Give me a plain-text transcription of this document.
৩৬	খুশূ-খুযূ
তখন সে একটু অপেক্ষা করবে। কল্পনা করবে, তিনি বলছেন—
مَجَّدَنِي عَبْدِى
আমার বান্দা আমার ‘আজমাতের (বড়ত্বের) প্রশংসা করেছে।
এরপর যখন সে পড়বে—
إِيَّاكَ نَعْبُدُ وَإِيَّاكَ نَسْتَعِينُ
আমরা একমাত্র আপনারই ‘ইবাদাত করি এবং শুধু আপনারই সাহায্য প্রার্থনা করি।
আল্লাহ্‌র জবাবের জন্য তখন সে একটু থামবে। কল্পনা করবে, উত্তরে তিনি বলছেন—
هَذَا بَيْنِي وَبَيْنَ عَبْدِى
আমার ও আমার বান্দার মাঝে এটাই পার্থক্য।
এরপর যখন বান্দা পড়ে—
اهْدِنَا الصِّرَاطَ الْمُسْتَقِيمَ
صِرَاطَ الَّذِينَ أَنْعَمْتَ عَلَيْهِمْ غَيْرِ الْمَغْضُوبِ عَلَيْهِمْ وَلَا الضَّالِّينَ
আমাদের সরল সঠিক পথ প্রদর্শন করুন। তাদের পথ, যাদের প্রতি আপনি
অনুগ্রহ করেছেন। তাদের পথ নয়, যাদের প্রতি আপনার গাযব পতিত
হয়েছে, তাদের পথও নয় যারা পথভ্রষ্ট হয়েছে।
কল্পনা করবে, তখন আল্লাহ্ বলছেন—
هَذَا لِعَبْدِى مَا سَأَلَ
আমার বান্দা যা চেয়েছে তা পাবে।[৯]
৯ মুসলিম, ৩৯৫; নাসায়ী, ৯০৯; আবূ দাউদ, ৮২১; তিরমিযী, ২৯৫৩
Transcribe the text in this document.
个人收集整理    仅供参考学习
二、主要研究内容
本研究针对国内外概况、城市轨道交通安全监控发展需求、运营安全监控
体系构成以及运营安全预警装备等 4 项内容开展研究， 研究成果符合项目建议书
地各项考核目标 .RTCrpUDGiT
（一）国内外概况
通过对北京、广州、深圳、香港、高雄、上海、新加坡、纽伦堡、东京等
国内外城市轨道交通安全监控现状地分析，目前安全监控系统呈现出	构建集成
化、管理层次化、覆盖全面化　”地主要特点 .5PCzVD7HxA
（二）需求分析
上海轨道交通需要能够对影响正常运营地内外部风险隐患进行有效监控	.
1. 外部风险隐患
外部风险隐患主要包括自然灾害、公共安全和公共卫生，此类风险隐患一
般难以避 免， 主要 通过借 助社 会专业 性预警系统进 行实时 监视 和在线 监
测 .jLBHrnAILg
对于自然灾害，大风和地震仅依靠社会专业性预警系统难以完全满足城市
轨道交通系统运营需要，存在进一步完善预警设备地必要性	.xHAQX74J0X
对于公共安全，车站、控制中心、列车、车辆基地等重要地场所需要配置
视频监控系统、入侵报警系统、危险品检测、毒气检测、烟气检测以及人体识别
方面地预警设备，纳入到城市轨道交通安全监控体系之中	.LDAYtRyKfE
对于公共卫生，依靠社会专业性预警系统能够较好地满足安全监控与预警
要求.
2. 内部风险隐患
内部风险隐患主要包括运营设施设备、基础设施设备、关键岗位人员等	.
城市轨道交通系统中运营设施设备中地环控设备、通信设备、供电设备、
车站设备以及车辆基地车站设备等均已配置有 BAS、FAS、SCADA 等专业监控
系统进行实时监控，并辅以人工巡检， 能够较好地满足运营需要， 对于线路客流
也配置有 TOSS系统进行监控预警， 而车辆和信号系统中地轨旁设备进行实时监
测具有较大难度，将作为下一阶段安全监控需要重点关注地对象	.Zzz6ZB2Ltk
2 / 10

•••

**What is needed:**
Show every line that contains the word "this".

**Final result:**
Give me a plain-text transcription of this document.
Transcribe the text in this document.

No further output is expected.